### What you need to do
From top to bottom, return the listing exactly as it appears, omitting its images.

------------------------------------------------------------

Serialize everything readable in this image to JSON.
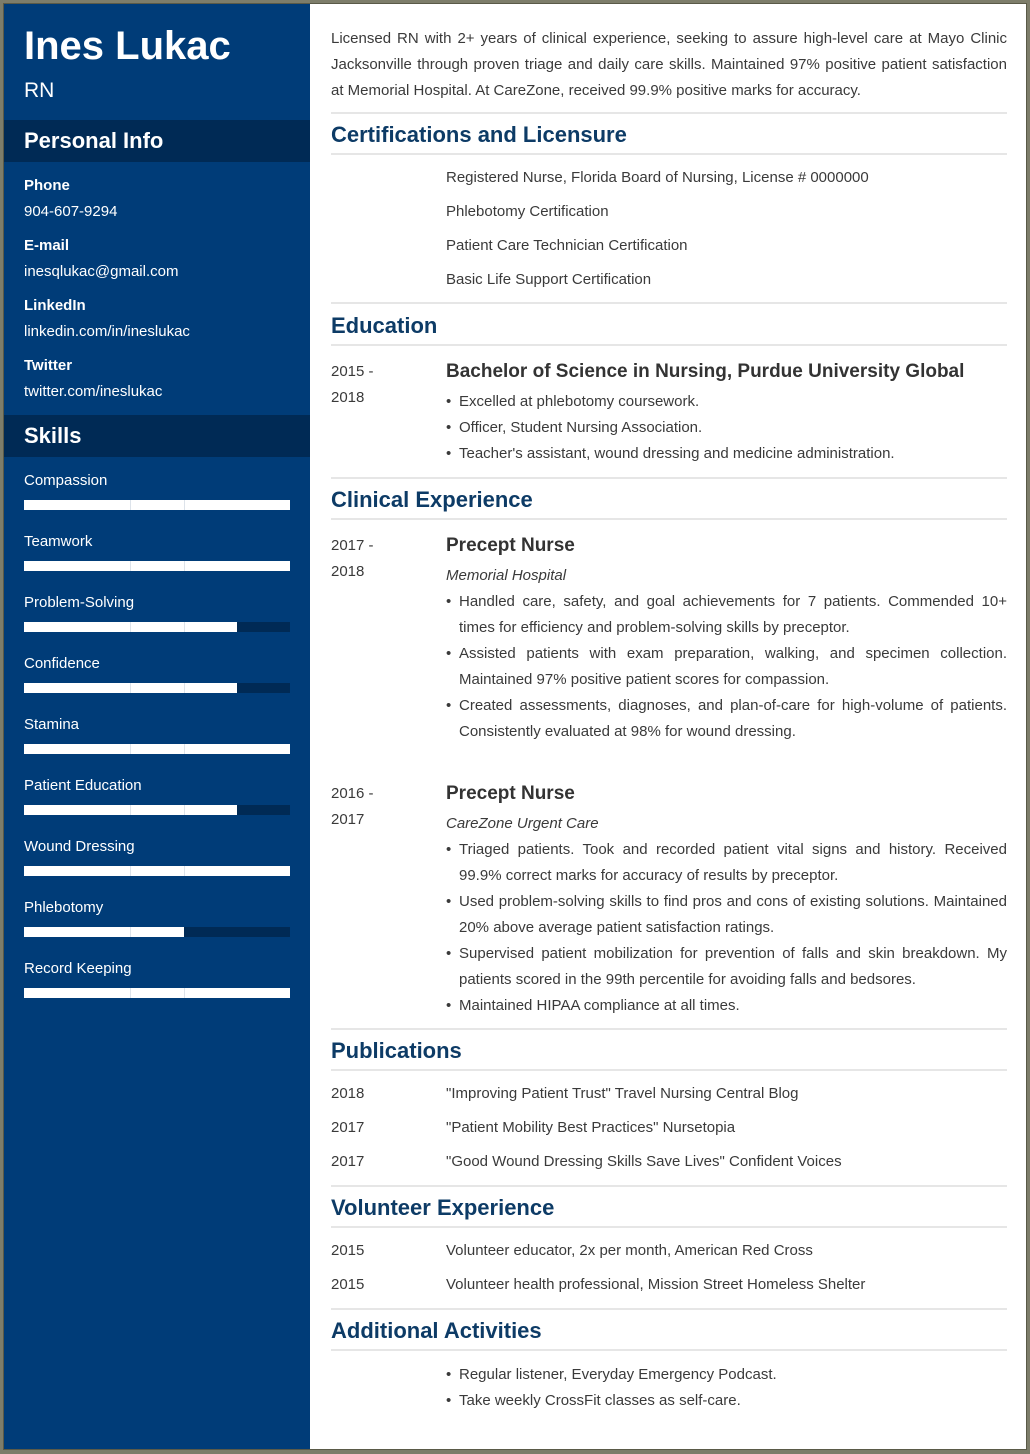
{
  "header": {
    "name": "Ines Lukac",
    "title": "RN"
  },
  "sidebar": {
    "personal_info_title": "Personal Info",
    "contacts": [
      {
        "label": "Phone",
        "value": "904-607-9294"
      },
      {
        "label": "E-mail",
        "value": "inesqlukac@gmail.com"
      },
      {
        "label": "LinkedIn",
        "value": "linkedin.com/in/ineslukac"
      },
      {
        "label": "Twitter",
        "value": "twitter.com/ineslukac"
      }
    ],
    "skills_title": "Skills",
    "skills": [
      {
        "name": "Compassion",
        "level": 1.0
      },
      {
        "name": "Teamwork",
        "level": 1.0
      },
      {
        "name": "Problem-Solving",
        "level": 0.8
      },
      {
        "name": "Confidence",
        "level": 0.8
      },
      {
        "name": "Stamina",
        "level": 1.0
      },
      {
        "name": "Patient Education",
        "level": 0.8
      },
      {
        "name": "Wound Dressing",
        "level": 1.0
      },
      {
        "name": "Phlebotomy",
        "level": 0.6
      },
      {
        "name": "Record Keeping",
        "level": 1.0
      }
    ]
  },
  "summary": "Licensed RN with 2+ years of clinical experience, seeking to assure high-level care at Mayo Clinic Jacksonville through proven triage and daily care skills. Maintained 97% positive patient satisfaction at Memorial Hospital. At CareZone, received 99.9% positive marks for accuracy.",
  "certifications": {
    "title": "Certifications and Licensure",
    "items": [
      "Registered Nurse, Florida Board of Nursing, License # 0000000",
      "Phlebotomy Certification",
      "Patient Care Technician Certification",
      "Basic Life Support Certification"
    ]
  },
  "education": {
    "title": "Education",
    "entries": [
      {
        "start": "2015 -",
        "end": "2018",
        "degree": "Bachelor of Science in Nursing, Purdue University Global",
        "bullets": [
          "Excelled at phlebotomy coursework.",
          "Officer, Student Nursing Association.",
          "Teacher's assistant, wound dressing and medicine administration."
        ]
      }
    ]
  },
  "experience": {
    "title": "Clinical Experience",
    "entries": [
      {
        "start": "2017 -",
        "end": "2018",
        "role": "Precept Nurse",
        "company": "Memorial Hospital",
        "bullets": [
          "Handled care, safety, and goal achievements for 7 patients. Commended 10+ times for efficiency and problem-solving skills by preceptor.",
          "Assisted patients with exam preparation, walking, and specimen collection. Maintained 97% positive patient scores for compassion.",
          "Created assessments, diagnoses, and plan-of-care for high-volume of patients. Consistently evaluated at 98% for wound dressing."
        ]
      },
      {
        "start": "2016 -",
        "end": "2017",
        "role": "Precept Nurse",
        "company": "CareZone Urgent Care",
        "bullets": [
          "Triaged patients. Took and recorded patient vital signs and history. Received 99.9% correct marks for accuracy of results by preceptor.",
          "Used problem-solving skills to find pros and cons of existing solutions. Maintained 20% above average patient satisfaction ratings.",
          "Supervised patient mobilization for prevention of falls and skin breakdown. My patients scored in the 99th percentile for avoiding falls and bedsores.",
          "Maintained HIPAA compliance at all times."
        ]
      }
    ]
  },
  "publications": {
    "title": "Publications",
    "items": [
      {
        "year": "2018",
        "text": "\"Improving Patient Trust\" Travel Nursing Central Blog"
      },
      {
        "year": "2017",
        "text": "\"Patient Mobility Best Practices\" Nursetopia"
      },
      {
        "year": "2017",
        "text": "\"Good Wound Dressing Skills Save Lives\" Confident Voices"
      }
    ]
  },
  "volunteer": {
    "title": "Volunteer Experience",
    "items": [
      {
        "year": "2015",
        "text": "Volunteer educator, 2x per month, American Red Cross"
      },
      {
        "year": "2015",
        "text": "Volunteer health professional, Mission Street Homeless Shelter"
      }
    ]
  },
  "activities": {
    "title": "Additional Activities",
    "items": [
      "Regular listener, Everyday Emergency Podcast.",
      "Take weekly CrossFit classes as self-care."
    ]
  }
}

------------------------------------------------------------

### Output for this task
Serialize everything readable in this image to JSON.
{
  "header": {
    "name": "Ines Lukac",
    "title": "RN"
  },
  "sidebar": {
    "personal_info_title": "Personal Info",
    "contacts": [
      {
        "label": "Phone",
        "value": "904-607-9294"
      },
      {
        "label": "E-mail",
        "value": "inesqlukac@gmail.com"
      },
      {
        "label": "LinkedIn",
        "value": "linkedin.com/in/ineslukac"
      },
      {
        "label": "Twitter",
        "value": "twitter.com/ineslukac"
      }
    ],
    "skills_title": "Skills",
    "skills": [
      {
        "name": "Compassion",
        "level": 1.0
      },
      {
        "name": "Teamwork",
        "level": 1.0
      },
      {
        "name": "Problem-Solving",
        "level": 0.8
      },
      {
        "name": "Confidence",
        "level": 0.8
      },
      {
        "name": "Stamina",
        "level": 1.0
      },
      {
        "name": "Patient Education",
        "level": 0.8
      },
      {
        "name": "Wound Dressing",
        "level": 1.0
      },
      {
        "name": "Phlebotomy",
        "level": 0.6
      },
      {
        "name": "Record Keeping",
        "level": 1.0
      }
    ]
  },
  "summary": "Licensed RN with 2+ years of clinical experience, seeking to assure high-level care at Mayo Clinic Jacksonville through proven triage and daily care skills. Maintained 97% positive patient satisfaction at Memorial Hospital. At CareZone, received 99.9% positive marks for accuracy.",
  "certifications": {
    "title": "Certifications and Licensure",
    "items": [
      "Registered Nurse, Florida Board of Nursing, License # 0000000",
      "Phlebotomy Certification",
      "Patient Care Technician Certification",
      "Basic Life Support Certification"
    ]
  },
  "education": {
    "title": "Education",
    "entries": [
      {
        "start": "2015 -",
        "end": "2018",
        "degree": "Bachelor of Science in Nursing, Purdue University Global",
        "bullets": [
          "Excelled at phlebotomy coursework.",
          "Officer, Student Nursing Association.",
          "Teacher's assistant, wound dressing and medicine administration."
        ]
      }
    ]
  },
  "experience": {
    "title": "Clinical Experience",
    "entries": [
      {
        "start": "2017 -",
        "end": "2018",
        "role": "Precept Nurse",
        "company": "Memorial Hospital",
        "bullets": [
          "Handled care, safety, and goal achievements for 7 patients. Commended 10+ times for efficiency and problem-solving skills by preceptor.",
          "Assisted patients with exam preparation, walking, and specimen collection. Maintained 97% positive patient scores for compassion.",
          "Created assessments, diagnoses, and plan-of-care for high-volume of patients. Consistently evaluated at 98% for wound dressing."
        ]
      },
      {
        "start": "2016 -",
        "end": "2017",
        "role": "Precept Nurse",
        "company": "CareZone Urgent Care",
        "bullets": [
          "Triaged patients. Took and recorded patient vital signs and history. Received 99.9% correct marks for accuracy of results by preceptor.",
          "Used problem-solving skills to find pros and cons of existing solutions. Maintained 20% above average patient satisfaction ratings.",
          "Supervised patient mobilization for prevention of falls and skin breakdown. My patients scored in the 99th percentile for avoiding falls and bedsores.",
          "Maintained HIPAA compliance at all times."
        ]
      }
    ]
  },
  "publications": {
    "title": "Publications",
    "items": [
      {
        "year": "2018",
        "text": "\"Improving Patient Trust\" Travel Nursing Central Blog"
      },
      {
        "year": "2017",
        "text": "\"Patient Mobility Best Practices\" Nursetopia"
      },
      {
        "year": "2017",
        "text": "\"Good Wound Dressing Skills Save Lives\" Confident Voices"
      }
    ]
  },
  "volunteer": {
    "title": "Volunteer Experience",
    "items": [
      {
        "year": "2015",
        "text": "Volunteer educator, 2x per month, American Red Cross"
      },
      {
        "year": "2015",
        "text": "Volunteer health professional, Mission Street Homeless Shelter"
      }
    ]
  },
  "activities": {
    "title": "Additional Activities",
    "items": [
      "Regular listener, Everyday Emergency Podcast.",
      "Take weekly CrossFit classes as self-care."
    ]
  }
}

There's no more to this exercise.